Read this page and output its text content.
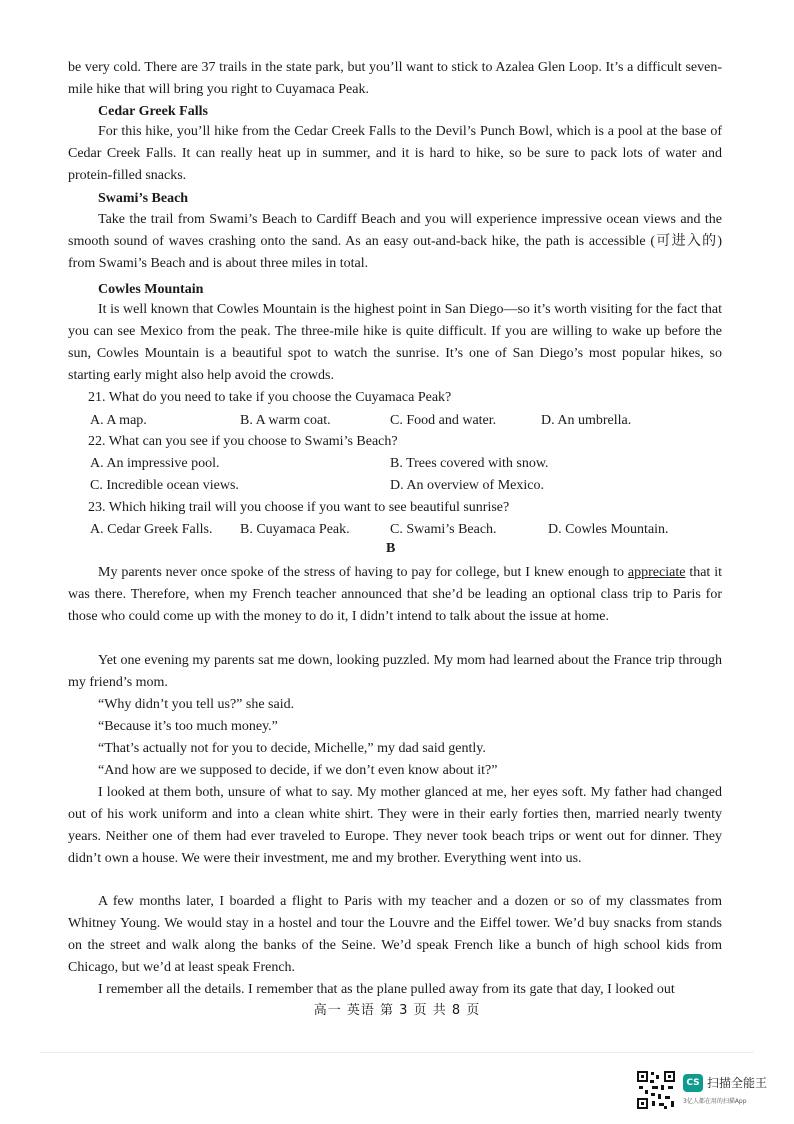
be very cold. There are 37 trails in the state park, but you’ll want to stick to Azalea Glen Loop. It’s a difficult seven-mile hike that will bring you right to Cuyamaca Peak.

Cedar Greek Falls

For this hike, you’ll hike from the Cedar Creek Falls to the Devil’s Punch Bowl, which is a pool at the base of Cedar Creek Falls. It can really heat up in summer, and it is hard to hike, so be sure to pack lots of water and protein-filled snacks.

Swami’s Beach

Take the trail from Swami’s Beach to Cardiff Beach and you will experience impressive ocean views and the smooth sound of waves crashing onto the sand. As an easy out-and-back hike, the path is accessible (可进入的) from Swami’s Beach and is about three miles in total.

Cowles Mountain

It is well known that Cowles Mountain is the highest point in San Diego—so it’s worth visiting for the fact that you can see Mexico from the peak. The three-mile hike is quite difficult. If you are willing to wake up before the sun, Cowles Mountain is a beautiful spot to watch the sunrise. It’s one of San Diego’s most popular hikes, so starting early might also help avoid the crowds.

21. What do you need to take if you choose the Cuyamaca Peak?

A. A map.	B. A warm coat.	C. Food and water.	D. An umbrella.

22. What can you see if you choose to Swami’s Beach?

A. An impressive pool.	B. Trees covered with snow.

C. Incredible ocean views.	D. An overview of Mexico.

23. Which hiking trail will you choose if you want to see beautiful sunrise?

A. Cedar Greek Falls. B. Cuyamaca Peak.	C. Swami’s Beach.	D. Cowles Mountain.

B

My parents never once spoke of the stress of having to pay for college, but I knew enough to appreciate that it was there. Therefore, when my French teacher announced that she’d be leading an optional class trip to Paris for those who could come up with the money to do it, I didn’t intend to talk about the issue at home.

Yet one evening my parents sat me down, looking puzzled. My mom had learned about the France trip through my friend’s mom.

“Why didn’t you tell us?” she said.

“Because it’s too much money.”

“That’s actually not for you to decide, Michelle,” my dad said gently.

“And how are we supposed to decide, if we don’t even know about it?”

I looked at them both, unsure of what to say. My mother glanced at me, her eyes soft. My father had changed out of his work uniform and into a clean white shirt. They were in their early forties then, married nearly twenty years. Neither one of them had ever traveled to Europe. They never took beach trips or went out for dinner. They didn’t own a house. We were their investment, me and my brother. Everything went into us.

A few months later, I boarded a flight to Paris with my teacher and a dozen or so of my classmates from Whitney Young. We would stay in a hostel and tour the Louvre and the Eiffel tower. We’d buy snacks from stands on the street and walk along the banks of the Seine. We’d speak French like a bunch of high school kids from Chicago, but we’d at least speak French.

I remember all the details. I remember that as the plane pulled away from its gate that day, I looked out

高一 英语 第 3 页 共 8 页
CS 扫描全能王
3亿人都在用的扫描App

====================

Problem requirements: What lines in the entries contain "Falls"? Report each one by copying it.

Exercise output:
Cedar Greek Falls
For this hike, you’ll hike from the Cedar Creek Falls to the Devil’s Punch Bowl, which is a pool at the base of Cedar Creek Falls. It can really heat up in summer, and it is hard to hike, so be sure to pack lots of water and protein-filled snacks.
A. Cedar Greek Falls. B. Cuyamaca Peak.	C. Swami’s Beach.	D. Cowles Mountain.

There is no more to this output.